Start Data lines

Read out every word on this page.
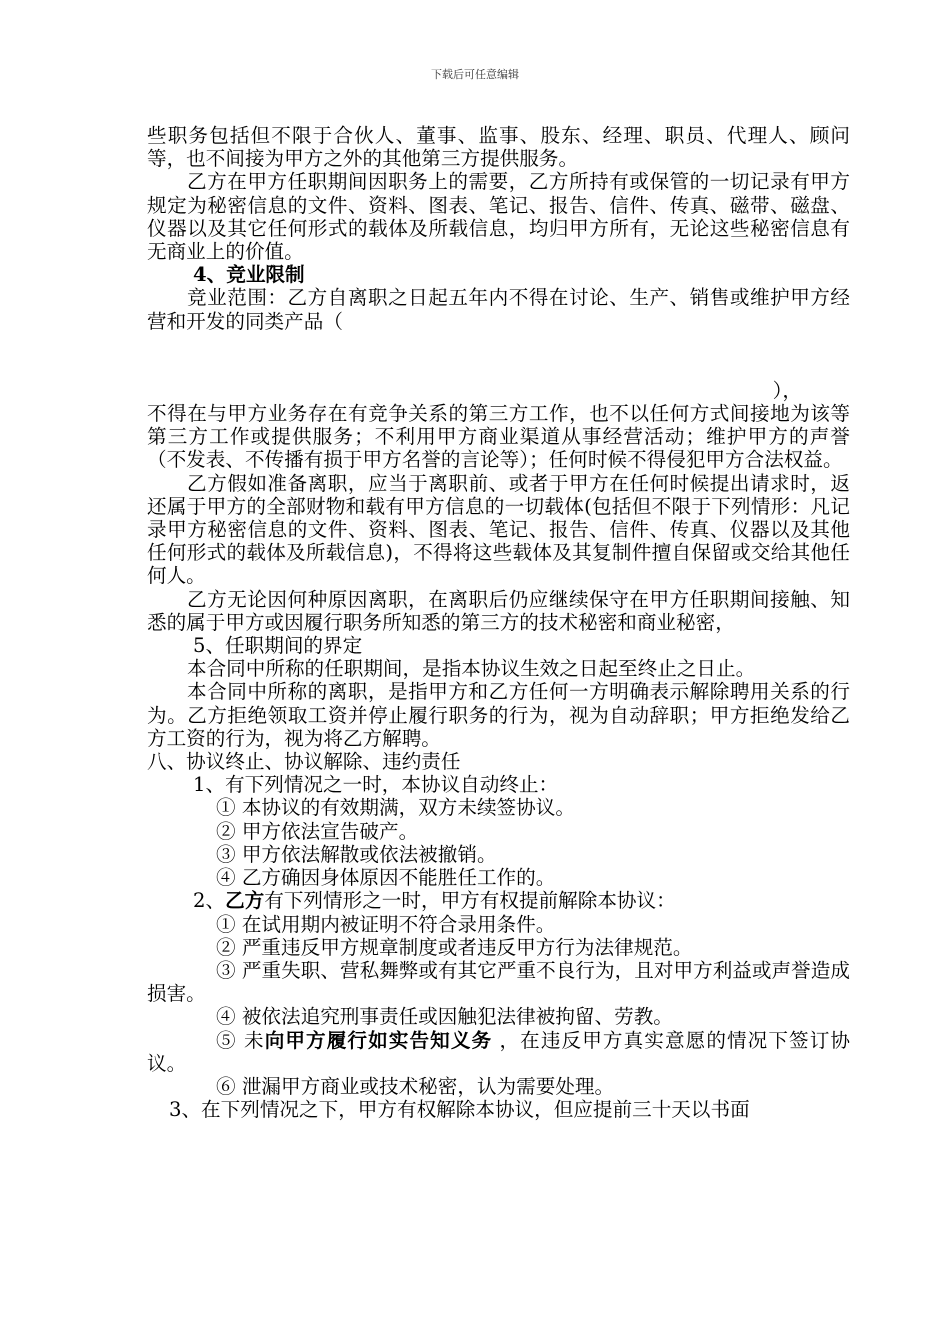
下载后可任意编辑

些职务包括但不限于合伙人、董事、监事、股东、经理、职员、代理人、顾问等，也不间接为甲方之外的其他第三方提供服务。

乙方在甲方任职期间因职务上的需要，乙方所持有或保管的一切记录有甲方规定为秘密信息的文件、资料、图表、笔记、报告、信件、传真、磁带、磁盘、仪器以及其它任何形式的载体及所载信息，均归甲方所有，无论这些秘密信息有无商业上的价值。

4、竞业限制

竞业范围：乙方自离职之日起五年内不得在讨论、生产、销售或维护甲方经营和开发的同类产品（

），

不得在与甲方业务存在有竞争关系的第三方工作，也不以任何方式间接地为该等第三方工作或提供服务；不利用甲方商业渠道从事经营活动；维护甲方的声誉（不发表、不传播有损于甲方名誉的言论等）；任何时候不得侵犯甲方合法权益。

乙方假如准备离职，应当于离职前、或者于甲方在任何时候提出请求时，返还属于甲方的全部财物和载有甲方信息的一切载体(包括但不限于下列情形：凡记录甲方秘密信息的文件、资料、图表、笔记、报告、信件、传真、仪器以及其他任何形式的载体及所载信息)，不得将这些载体及其复制件擅自保留或交给其他任何人。

乙方无论因何种原因离职，在离职后仍应继续保守在甲方任职期间接触、知悉的属于甲方或因履行职务所知悉的第三方的技术秘密和商业秘密，

5、任职期间的界定

本合同中所称的任职期间，是指本协议生效之日起至终止之日止。

本合同中所称的离职，是指甲方和乙方任何一方明确表示解除聘用关系的行为。乙方拒绝领取工资并停止履行职务的行为，视为自动辞职；甲方拒绝发给乙方工资的行为，视为将乙方解聘。

八、协议终止、协议解除、违约责任

1、有下列情况之一时，本协议自动终止：

① 本协议的有效期满，双方未续签协议。

② 甲方依法宣告破产。

③ 甲方依法解散或依法被撤销。

④ 乙方确因身体原因不能胜任工作的。

2、乙方有下列情形之一时，甲方有权提前解除本协议：

① 在试用期内被证明不符合录用条件。

② 严重违反甲方规章制度或者违反甲方行为法律规范。

③ 严重失职、营私舞弊或有其它严重不良行为，且对甲方利益或声誉造成损害。

④ 被依法追究刑事责任或因触犯法律被拘留、劳教。

⑤ 未向甲方履行如实告知义务 ，在违反甲方真实意愿的情况下签订协议。

⑥ 泄漏甲方商业或技术秘密，认为需要处理。

3、在下列情况之下，甲方有权解除本协议，但应提前三十天以书面
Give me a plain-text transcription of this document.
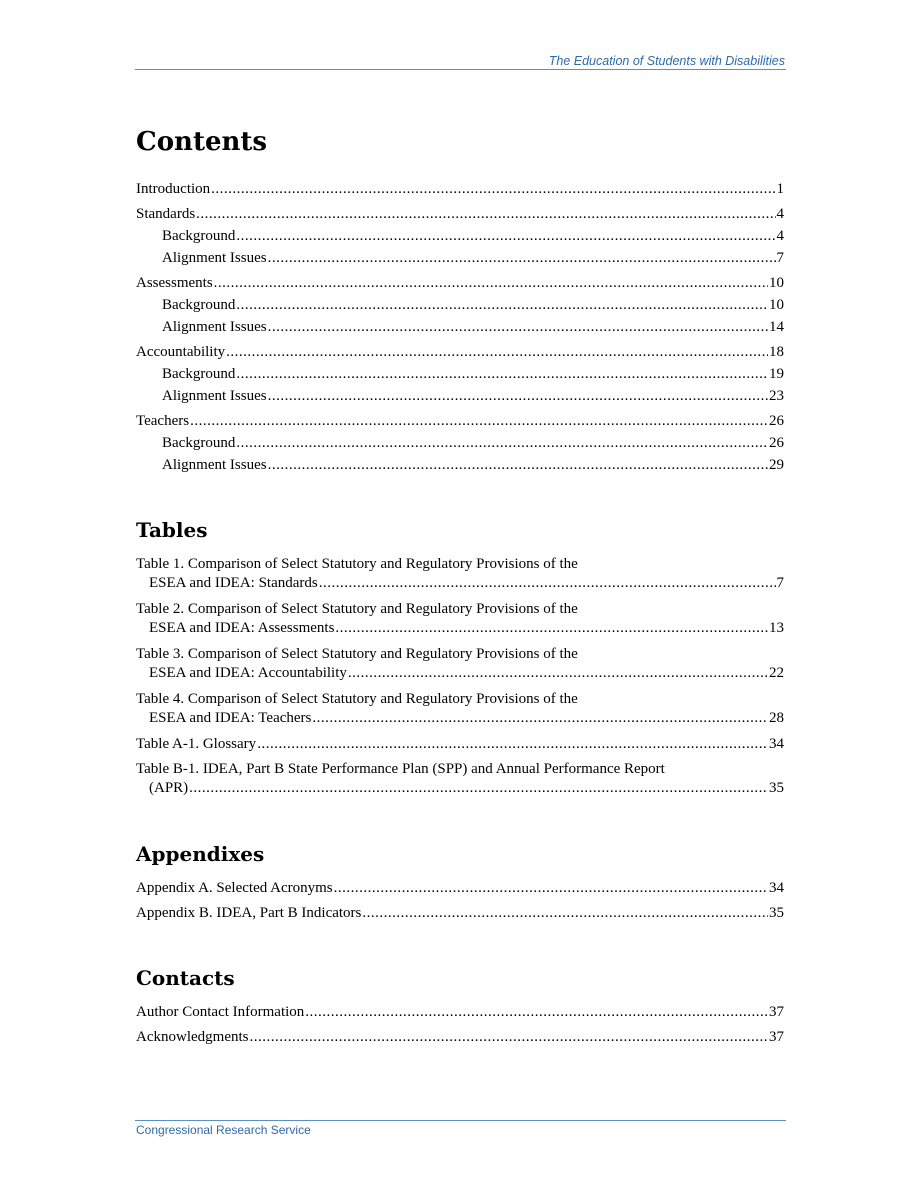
The Education of Students with Disabilities
Contents
Introduction .....	1
Standards .....	4
Background .....	4
Alignment Issues .....	7
Assessments .....	10
Background .....	10
Alignment Issues .....	14
Accountability .....	18
Background .....	19
Alignment Issues .....	23
Teachers .....	26
Background .....	26
Alignment Issues .....	29
Tables
Table 1. Comparison of Select Statutory and Regulatory Provisions of the
ESEA and IDEA: Standards .....	7
Table 2. Comparison of Select Statutory and Regulatory Provisions of the
ESEA and IDEA: Assessments .....	13
Table 3. Comparison of Select Statutory and Regulatory Provisions of the
ESEA and IDEA: Accountability .....	22
Table 4. Comparison of Select Statutory and Regulatory Provisions of the
ESEA and IDEA: Teachers .....	28
Table A-1. Glossary .....	34
Table B-1. IDEA, Part B State Performance Plan (SPP) and Annual Performance Report
(APR) .....	35
Appendixes
Appendix A. Selected Acronyms .....	34
Appendix B. IDEA, Part B Indicators .....	35
Contacts
Author Contact Information .....	37
Acknowledgments .....	37
Congressional Research Service
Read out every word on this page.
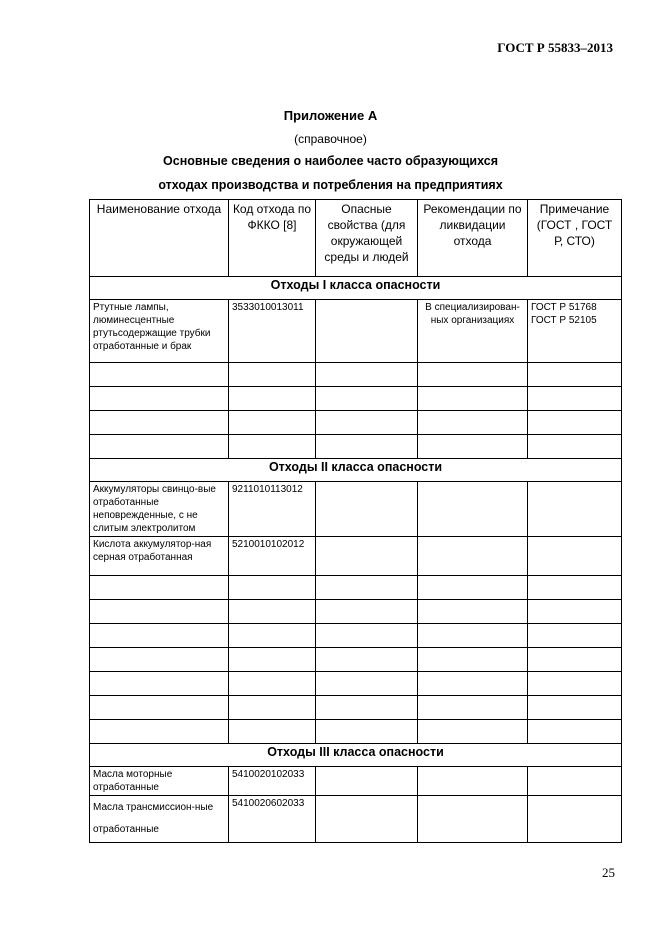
ГОСТ Р 55833–2013
Приложение А
(справочное)
Основные сведения о наиболее часто образующихся
отходах производства и потребления на предприятиях
Наименование отхода	Код отхода по ФККО [8]	Опасные свойства (для окружающей среды и людей	Рекомендации по ликвидации отхода	Примечание (ГОСТ , ГОСТ Р, СТО)
Отходы I класса опасности				
Ртутные лампы, люминесцентные ртутьсодержащие трубки отработанные и брак	3533010013011		В специализирован-ных организациях	ГОСТ Р 51768 ГОСТ Р 52105

Отходы II класса опасности				
Аккумуляторы свинцо-вые отработанные неповрежденные, с не слитым электролитом	9211010113012			
Кислота аккумулятор-ная серная отработанная	5210010102012			

Отходы III класса опасности				
Масла моторные отработанные	5410020102033			
Масла трансмиссион-ные отработанные	5410020602033			
25
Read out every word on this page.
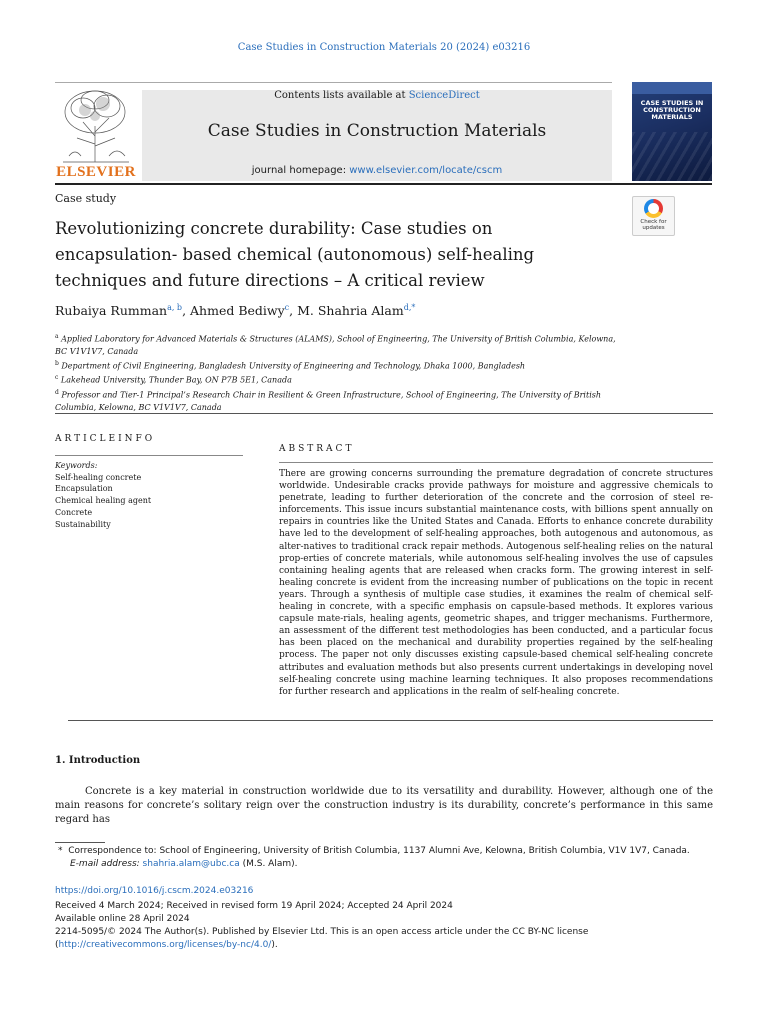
Case Studies in Construction Materials 20 (2024) e03216
ELSEVIER
Contents lists available at ScienceDirect
Case Studies in Construction Materials
journal homepage: www.elsevier.com/locate/cscm
CASE STUDIES IN CONSTRUCTION MATERIALS
Case study
Revolutionizing concrete durability: Case studies on encapsulation- based chemical (autonomous) self-healing techniques and future directions – A critical review
Check for updates
Rubaiya Rumman$^{a, b}$, Ahmed Bediwy$^c$, M. Shahria Alam$^{d,*}$
$^a$ Applied Laboratory for Advanced Materials & Structures (ALAMS), School of Engineering, The University of British Columbia, Kelowna, BC V1V1V7, Canada
$^b$ Department of Civil Engineering, Bangladesh University of Engineering and Technology, Dhaka 1000, Bangladesh
$^c$ Lakehead University, Thunder Bay, ON P7B 5E1, Canada
$^d$ Professor and Tier-1 Principal’s Research Chair in Resilient & Green Infrastructure, School of Engineering, The University of British Columbia, Kelowna, BC V1V1V7, Canada
ARTICLEINFO
Keywords:
Self-healing concrete
Encapsulation
Chemical healing agent
Concrete
Sustainability
ABSTRACT
There are growing concerns surrounding the premature degradation of concrete structures worldwide. Undesirable cracks provide pathways for moisture and aggressive chemicals to penetrate, leading to further deterioration of the concrete and the corrosion of steel re-inforcements. This issue incurs substantial maintenance costs, with billions spent annually on repairs in countries like the United States and Canada. Efforts to enhance concrete durability have led to the development of self-healing approaches, both autogenous and autonomous, as alter-natives to traditional crack repair methods. Autogenous self-healing relies on the natural prop-erties of concrete materials, while autonomous self-healing involves the use of capsules containing healing agents that are released when cracks form. The growing interest in self-healing concrete is evident from the increasing number of publications on the topic in recent years. Through a synthesis of multiple case studies, it examines the realm of chemical self-healing in concrete, with a specific emphasis on capsule-based methods. It explores various capsule mate-rials, healing agents, geometric shapes, and trigger mechanisms. Furthermore, an assessment of the different test methodologies has been conducted, and a particular focus has been placed on the mechanical and durability properties regained by the self-healing process. The paper not only discusses existing capsule-based chemical self-healing concrete attributes and evaluation methods but also presents current undertakings in developing novel self-healing concrete using machine learning techniques. It also proposes recommendations for further research and applications in the realm of self-healing concrete.
1. Introduction
Concrete is a key material in construction worldwide due to its versatility and durability. However, although one of the main reasons for concrete’s solitary reign over the construction industry is its durability, concrete’s performance in this same regard has
* Correspondence to: School of Engineering, University of British Columbia, 1137 Alumni Ave, Kelowna, British Columbia, V1V 1V7, Canada.
E-mail address: shahria.alam@ubc.ca (M.S. Alam).
https://doi.org/10.1016/j.cscm.2024.e03216
Received 4 March 2024; Received in revised form 19 April 2024; Accepted 24 April 2024
Available online 28 April 2024
2214-5095/© 2024 The Author(s). Published by Elsevier Ltd. This is an open access article under the CC BY-NC license (http://creativecommons.org/licenses/by-nc/4.0/).
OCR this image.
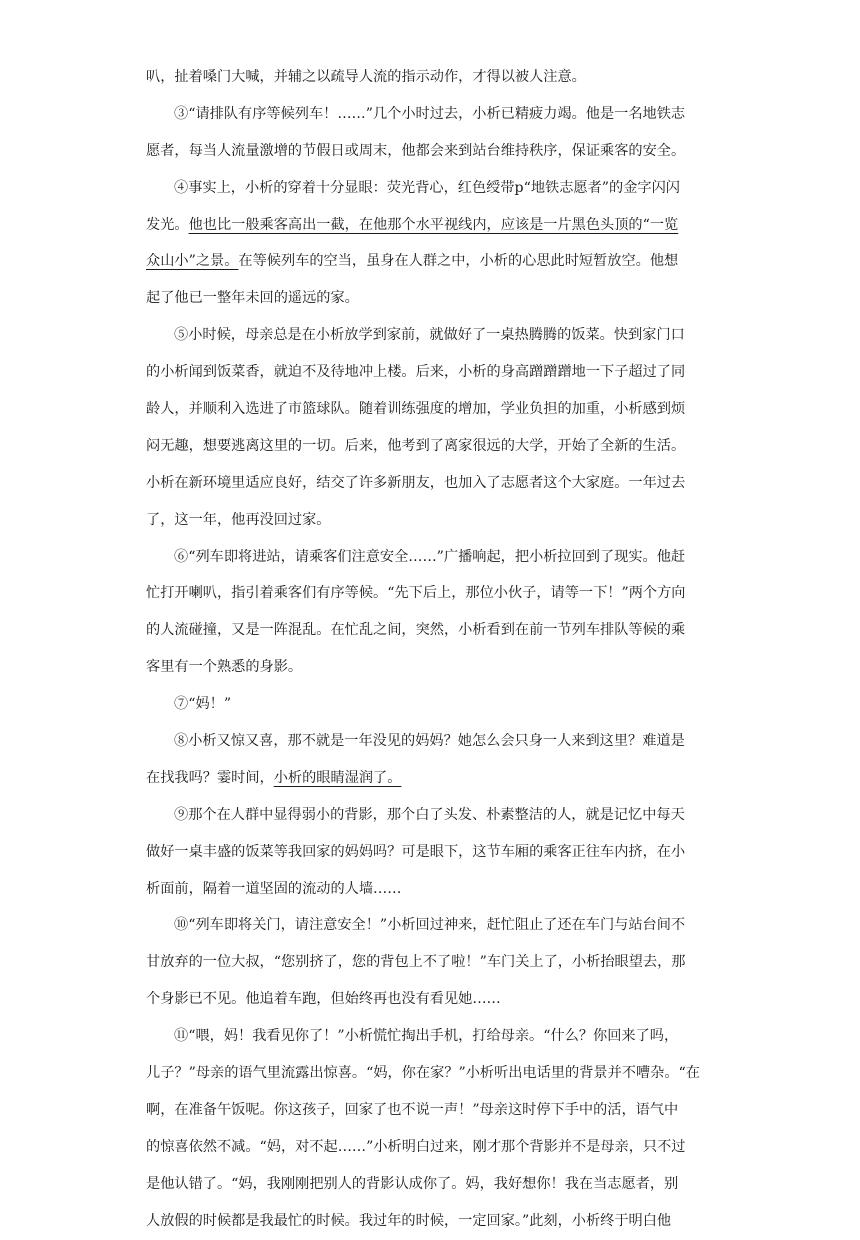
叭，扯着嗓门大喊，并辅之以疏导人流的指示动作，才得以被人注意。
③“请排队有序等候列车！……”几个小时过去，小析已精疲力竭。他是一名地铁志
愿者，每当人流量激增的节假日或周末，他都会来到站台维持秩序，保证乘客的安全。
④事实上，小析的穿着十分显眼：荧光背心，红色绶带p“地铁志愿者”的金字闪闪
发光。他也比一般乘客高出一截，在他那个水平视线内，应该是一片黑色头顶的“一览
众山小”之景。在等候列车的空当，虽身在人群之中，小析的心思此时短暂放空。他想
起了他已一整年未回的遥远的家。
⑤小时候，母亲总是在小析放学到家前，就做好了一桌热腾腾的饭菜。快到家门口
的小析闻到饭菜香，就迫不及待地冲上楼。后来，小析的身高蹭蹭蹭地一下子超过了同
龄人，并顺利入选进了市篮球队。随着训练强度的增加，学业负担的加重，小析感到烦
闷无趣，想要逃离这里的一切。后来，他考到了离家很远的大学，开始了全新的生活。
小析在新环境里适应良好，结交了许多新朋友，也加入了志愿者这个大家庭。一年过去
了，这一年，他再没回过家。
⑥“列车即将进站，请乘客们注意安全……”广播响起，把小析拉回到了现实。他赶
忙打开喇叭，指引着乘客们有序等候。“先下后上，那位小伙子，请等一下！”两个方向
的人流碰撞，又是一阵混乱。在忙乱之间，突然，小析看到在前一节列车排队等候的乘
客里有一个熟悉的身影。
⑦“妈！”
⑧小析又惊又喜，那不就是一年没见的妈妈？她怎么会只身一人来到这里？难道是
在找我吗？霎时间，小析的眼睛湿润了。
⑨那个在人群中显得弱小的背影，那个白了头发、朴素整洁的人，就是记忆中每天
做好一桌丰盛的饭菜等我回家的妈妈吗？可是眼下，这节车厢的乘客正往车内挤，在小
析面前，隔着一道坚固的流动的人墙……
⑩“列车即将关门，请注意安全！”小析回过神来，赶忙阻止了还在车门与站台间不
甘放弃的一位大叔，“您别挤了，您的背包上不了啦！”车门关上了，小析抬眼望去，那
个身影已不见。他追着车跑，但始终再也没有看见她……
⑪“喂，妈！我看见你了！”小析慌忙掏出手机，打给母亲。“什么？你回来了吗，
儿子？”母亲的语气里流露出惊喜。“妈，你在家？”小析听出电话里的背景并不嘈杂。“在
啊，在准备午饭呢。你这孩子，回家了也不说一声！”母亲这时停下手中的活，语气中
的惊喜依然不减。“妈，对不起……”小析明白过来，刚才那个背影并不是母亲，只不过
是他认错了。“妈，我刚刚把别人的背影认成你了。妈，我好想你！我在当志愿者，别
人放假的时候都是我最忙的时候。我过年的时候，一定回家。”此刻，小析终于明白他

End Data lines

**The request:**
Find each line holding the word "ГОСТ" and copy it.

**Finished exercise:**
ГОСТ Р 55833–2013
Наименование отхода	Код отхода по ФККО [8]	Опасные свойства (для окружающей среды и людей	Рекомендации по ликвидации отхода	Примечание (ГОСТ , ГОСТ Р, СТО)
Ртутные лампы, люминесцентные ртутьсодержащие трубки отработанные и брак	3533010013011		В специализирован-ных организациях	ГОСТ Р 51768 ГОСТ Р 52105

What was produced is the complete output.